Records that describe figures:
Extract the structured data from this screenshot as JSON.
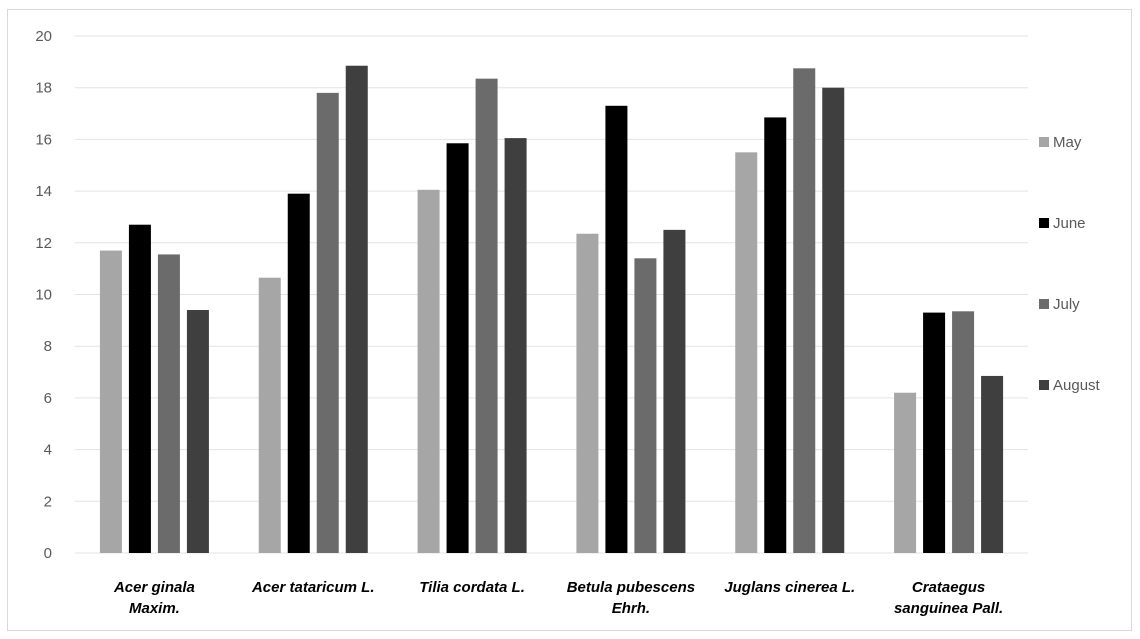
{
  "chart_data": {
    "type": "bar",
    "title": "",
    "xlabel": "",
    "ylabel": "",
    "ylim": [
      0,
      20
    ],
    "yticks": [
      0,
      2,
      4,
      6,
      8,
      10,
      12,
      14,
      16,
      18,
      20
    ],
    "grid": true,
    "legend_position": "right",
    "categories": [
      [
        "Acer ginala",
        "Maxim."
      ],
      [
        "Acer tataricum L."
      ],
      [
        "Tilia cordata L."
      ],
      [
        "Betula pubescens",
        "Ehrh."
      ],
      [
        "Juglans cinerea L."
      ],
      [
        "Crataegus",
        "sanguinea Pall."
      ]
    ],
    "series": [
      {
        "name": "May",
        "color": "#a6a6a6",
        "values": [
          11.7,
          10.65,
          14.05,
          12.35,
          15.5,
          6.2
        ]
      },
      {
        "name": "June",
        "color": "#000000",
        "values": [
          12.7,
          13.9,
          15.85,
          17.3,
          16.85,
          9.3
        ]
      },
      {
        "name": "July",
        "color": "#6b6b6b",
        "values": [
          11.55,
          17.8,
          18.35,
          11.4,
          18.75,
          9.35
        ]
      },
      {
        "name": "August",
        "color": "#3f3f3f",
        "values": [
          9.4,
          18.85,
          16.05,
          12.5,
          18.0,
          6.85
        ]
      }
    ]
  }
}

__Required work__: Your copy of the data above should match it exactly, except that pictures are left out.

__Task output__:
Extract the structured data from this screenshot as JSON.
{
  "chart_data": {
    "type": "bar",
    "title": "",
    "xlabel": "",
    "ylabel": "",
    "ylim": [
      0,
      20
    ],
    "yticks": [
      0,
      2,
      4,
      6,
      8,
      10,
      12,
      14,
      16,
      18,
      20
    ],
    "grid": true,
    "legend_position": "right",
    "categories": [
      [
        "Acer ginala",
        "Maxim."
      ],
      [
        "Acer tataricum L."
      ],
      [
        "Tilia cordata L."
      ],
      [
        "Betula pubescens",
        "Ehrh."
      ],
      [
        "Juglans cinerea L."
      ],
      [
        "Crataegus",
        "sanguinea Pall."
      ]
    ],
    "series": [
      {
        "name": "May",
        "color": "#a6a6a6",
        "values": [
          11.7,
          10.65,
          14.05,
          12.35,
          15.5,
          6.2
        ]
      },
      {
        "name": "June",
        "color": "#000000",
        "values": [
          12.7,
          13.9,
          15.85,
          17.3,
          16.85,
          9.3
        ]
      },
      {
        "name": "July",
        "color": "#6b6b6b",
        "values": [
          11.55,
          17.8,
          18.35,
          11.4,
          18.75,
          9.35
        ]
      },
      {
        "name": "August",
        "color": "#3f3f3f",
        "values": [
          9.4,
          18.85,
          16.05,
          12.5,
          18.0,
          6.85
        ]
      }
    ]
  }
}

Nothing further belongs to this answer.